---------- EXCERPTED DATA

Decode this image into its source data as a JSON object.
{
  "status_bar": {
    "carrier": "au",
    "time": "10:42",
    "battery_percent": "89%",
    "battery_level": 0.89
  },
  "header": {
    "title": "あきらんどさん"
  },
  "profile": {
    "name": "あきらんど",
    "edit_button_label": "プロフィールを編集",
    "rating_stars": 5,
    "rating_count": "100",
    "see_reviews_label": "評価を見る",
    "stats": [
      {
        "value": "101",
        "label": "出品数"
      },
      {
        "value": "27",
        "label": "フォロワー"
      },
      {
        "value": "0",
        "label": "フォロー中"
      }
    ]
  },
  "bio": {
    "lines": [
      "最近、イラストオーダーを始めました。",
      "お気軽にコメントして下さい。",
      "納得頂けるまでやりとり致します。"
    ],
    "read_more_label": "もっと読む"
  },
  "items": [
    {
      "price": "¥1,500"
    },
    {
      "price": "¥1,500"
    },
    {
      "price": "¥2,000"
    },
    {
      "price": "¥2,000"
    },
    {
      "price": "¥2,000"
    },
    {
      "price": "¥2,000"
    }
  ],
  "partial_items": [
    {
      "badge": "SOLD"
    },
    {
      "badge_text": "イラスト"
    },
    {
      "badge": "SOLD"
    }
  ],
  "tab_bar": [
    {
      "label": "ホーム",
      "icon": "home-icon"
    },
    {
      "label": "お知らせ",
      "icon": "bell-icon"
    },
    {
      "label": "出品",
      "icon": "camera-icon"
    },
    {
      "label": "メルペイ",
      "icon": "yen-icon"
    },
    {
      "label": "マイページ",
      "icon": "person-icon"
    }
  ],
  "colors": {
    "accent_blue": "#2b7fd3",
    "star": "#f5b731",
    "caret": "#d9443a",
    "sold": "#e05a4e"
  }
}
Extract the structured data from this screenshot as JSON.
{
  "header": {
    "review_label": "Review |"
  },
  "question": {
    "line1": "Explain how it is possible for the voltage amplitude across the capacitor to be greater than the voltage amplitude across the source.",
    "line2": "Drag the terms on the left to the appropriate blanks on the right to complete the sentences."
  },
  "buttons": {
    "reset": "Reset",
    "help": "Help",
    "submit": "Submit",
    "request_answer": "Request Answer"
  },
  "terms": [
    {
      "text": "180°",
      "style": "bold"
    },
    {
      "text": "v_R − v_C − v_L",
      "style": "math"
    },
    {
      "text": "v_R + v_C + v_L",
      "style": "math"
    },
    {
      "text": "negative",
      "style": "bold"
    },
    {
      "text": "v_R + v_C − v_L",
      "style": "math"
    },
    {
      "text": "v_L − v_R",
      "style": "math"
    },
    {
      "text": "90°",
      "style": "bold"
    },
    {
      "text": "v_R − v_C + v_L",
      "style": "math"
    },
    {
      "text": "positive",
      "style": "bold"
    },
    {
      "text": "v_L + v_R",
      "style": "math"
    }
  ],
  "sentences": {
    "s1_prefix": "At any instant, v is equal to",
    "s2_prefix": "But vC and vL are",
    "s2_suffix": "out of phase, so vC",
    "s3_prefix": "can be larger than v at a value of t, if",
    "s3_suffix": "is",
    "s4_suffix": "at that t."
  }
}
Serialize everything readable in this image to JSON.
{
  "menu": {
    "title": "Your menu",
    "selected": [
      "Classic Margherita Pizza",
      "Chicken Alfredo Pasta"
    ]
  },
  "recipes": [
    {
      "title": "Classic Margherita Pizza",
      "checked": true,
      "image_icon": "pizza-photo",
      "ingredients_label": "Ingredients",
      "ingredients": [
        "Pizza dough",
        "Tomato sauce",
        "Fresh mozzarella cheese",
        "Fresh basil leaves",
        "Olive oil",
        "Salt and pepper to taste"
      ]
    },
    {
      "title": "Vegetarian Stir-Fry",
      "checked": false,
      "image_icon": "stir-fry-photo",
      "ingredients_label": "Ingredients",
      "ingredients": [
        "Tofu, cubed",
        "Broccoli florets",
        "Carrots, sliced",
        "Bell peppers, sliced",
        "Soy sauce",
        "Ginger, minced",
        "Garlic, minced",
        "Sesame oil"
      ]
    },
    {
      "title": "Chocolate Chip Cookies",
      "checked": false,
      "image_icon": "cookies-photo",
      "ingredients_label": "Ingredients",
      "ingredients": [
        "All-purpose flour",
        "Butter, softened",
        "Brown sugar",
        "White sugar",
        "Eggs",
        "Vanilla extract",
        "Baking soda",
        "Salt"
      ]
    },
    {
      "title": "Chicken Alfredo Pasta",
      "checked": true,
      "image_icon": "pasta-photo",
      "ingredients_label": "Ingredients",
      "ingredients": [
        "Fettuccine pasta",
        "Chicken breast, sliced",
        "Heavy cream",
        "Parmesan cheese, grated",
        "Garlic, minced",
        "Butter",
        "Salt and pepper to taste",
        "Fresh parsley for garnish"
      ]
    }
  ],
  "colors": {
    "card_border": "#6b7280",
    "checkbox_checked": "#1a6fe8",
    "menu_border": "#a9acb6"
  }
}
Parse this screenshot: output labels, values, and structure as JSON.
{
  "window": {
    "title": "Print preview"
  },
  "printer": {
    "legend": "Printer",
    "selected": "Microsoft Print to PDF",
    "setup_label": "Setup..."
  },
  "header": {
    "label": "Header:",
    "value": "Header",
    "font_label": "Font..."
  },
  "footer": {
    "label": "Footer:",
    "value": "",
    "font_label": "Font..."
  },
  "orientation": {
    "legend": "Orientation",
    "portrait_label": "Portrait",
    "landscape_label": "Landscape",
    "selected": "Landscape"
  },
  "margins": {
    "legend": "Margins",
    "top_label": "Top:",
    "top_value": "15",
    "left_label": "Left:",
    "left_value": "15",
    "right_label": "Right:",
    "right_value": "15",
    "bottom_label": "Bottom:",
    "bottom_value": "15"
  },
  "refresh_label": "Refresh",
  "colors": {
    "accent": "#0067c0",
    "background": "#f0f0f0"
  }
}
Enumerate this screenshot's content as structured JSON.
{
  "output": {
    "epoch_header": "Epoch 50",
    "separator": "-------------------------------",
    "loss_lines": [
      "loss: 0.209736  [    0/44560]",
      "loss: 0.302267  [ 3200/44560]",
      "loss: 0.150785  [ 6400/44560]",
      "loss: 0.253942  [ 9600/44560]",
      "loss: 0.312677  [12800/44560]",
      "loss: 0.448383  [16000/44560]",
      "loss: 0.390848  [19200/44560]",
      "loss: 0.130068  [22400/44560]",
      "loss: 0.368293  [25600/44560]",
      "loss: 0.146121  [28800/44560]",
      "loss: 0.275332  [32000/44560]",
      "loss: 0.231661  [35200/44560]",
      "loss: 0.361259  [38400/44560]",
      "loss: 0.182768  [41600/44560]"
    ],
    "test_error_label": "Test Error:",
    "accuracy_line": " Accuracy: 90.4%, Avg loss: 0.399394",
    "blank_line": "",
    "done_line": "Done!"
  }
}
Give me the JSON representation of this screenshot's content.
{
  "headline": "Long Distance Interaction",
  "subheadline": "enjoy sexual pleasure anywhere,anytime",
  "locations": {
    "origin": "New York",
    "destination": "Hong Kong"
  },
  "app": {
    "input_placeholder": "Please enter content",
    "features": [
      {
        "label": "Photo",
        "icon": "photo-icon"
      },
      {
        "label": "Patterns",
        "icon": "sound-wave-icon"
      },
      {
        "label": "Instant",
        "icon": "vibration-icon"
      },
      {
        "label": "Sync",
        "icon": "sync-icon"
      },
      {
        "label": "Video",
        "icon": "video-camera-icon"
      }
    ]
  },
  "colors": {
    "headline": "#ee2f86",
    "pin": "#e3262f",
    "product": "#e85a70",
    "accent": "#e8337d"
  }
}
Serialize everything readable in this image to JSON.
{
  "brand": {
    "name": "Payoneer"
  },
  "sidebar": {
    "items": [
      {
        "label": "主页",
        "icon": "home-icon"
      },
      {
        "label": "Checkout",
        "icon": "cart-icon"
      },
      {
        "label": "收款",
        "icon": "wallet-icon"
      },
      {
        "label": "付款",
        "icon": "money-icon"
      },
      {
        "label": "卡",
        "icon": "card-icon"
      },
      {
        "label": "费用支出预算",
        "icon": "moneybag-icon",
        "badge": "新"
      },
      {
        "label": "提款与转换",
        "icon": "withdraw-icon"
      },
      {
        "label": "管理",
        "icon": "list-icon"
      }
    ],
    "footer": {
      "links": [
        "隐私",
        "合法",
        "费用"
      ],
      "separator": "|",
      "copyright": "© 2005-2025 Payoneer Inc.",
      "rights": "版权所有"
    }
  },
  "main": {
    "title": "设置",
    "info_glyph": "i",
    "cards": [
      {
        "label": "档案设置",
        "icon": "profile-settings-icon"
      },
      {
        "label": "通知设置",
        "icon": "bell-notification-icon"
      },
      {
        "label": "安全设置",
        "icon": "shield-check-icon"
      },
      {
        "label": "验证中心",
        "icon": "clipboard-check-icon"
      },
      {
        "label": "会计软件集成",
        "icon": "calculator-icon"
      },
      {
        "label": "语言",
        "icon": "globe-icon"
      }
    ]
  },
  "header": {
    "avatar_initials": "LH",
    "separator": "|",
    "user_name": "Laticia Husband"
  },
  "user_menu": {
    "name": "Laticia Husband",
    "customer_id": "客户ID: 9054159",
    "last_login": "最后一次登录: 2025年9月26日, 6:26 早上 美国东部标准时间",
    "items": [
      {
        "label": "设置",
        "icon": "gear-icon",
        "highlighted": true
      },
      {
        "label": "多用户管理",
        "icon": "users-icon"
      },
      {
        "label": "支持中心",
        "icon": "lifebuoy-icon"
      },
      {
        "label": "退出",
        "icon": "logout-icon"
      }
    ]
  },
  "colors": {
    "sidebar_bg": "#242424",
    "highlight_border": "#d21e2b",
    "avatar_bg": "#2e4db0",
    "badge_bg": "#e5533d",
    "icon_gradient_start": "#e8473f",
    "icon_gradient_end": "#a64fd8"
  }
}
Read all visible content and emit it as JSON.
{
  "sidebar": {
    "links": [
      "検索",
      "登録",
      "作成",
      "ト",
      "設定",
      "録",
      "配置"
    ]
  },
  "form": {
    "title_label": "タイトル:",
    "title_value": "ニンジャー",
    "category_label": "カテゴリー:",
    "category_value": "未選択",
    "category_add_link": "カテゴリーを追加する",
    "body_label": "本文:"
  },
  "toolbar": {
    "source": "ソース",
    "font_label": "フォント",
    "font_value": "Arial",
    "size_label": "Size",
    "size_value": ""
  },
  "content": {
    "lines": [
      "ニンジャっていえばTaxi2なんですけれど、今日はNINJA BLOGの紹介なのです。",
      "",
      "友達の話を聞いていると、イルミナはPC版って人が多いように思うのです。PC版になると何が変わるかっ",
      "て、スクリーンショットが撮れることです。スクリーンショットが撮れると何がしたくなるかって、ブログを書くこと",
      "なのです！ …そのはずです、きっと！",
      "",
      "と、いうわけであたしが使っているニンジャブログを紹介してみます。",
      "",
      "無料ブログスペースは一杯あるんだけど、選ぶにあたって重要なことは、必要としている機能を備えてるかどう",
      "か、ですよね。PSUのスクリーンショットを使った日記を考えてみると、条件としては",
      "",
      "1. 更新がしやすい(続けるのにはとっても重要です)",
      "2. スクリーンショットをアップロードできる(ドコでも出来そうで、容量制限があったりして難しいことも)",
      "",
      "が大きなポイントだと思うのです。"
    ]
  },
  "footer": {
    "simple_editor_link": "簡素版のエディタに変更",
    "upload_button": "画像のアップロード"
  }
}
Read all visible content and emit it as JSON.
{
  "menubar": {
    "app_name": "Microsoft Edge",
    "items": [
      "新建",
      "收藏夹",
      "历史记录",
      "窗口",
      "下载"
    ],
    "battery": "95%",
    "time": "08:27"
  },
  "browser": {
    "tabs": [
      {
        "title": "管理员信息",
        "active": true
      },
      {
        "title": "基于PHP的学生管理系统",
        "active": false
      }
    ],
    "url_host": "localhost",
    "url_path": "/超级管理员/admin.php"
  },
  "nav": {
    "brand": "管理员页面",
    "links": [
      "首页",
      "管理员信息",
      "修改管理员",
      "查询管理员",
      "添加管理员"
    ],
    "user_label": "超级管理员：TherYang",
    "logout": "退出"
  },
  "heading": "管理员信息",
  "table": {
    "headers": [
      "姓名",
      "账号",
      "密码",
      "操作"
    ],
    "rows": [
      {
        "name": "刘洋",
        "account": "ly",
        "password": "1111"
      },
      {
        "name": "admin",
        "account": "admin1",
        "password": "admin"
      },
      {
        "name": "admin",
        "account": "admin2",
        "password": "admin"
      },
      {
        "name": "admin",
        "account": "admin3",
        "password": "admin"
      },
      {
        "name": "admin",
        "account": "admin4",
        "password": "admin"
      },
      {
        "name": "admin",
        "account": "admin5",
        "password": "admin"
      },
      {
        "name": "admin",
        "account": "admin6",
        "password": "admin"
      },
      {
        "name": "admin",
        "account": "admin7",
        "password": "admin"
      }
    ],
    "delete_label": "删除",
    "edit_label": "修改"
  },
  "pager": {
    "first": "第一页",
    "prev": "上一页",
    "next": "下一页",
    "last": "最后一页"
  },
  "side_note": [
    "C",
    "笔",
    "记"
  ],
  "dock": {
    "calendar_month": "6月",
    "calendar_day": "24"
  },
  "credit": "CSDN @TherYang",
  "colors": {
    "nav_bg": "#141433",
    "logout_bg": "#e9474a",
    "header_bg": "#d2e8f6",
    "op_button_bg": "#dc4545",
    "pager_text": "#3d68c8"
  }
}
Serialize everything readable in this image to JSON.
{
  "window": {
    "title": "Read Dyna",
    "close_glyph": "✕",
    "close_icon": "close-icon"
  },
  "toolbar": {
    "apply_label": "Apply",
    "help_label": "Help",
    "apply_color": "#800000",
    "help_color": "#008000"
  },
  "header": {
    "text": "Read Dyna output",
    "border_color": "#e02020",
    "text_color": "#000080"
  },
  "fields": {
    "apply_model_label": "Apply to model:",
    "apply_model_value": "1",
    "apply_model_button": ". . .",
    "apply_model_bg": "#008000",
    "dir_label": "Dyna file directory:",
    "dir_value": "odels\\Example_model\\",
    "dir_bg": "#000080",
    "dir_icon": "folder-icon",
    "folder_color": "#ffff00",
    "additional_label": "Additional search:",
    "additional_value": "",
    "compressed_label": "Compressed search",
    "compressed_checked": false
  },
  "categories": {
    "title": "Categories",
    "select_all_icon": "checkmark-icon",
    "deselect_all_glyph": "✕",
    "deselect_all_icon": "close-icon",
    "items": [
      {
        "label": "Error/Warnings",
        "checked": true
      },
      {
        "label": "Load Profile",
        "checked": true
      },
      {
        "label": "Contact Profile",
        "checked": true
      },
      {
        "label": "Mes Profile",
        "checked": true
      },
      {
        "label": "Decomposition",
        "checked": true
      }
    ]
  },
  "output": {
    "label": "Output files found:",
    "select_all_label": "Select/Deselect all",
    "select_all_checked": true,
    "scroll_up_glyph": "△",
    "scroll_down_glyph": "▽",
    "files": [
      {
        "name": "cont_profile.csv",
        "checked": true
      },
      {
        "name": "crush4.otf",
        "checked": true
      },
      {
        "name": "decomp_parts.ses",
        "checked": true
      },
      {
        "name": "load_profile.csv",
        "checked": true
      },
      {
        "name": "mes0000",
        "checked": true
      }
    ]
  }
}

--------------------

EXERCISE DETAILS:
Find the lines holding "structured" and list every one.

TASK RESULT:
Extract the structured data from this screenshot as JSON.
Enumerate this screenshot's content as structured JSON.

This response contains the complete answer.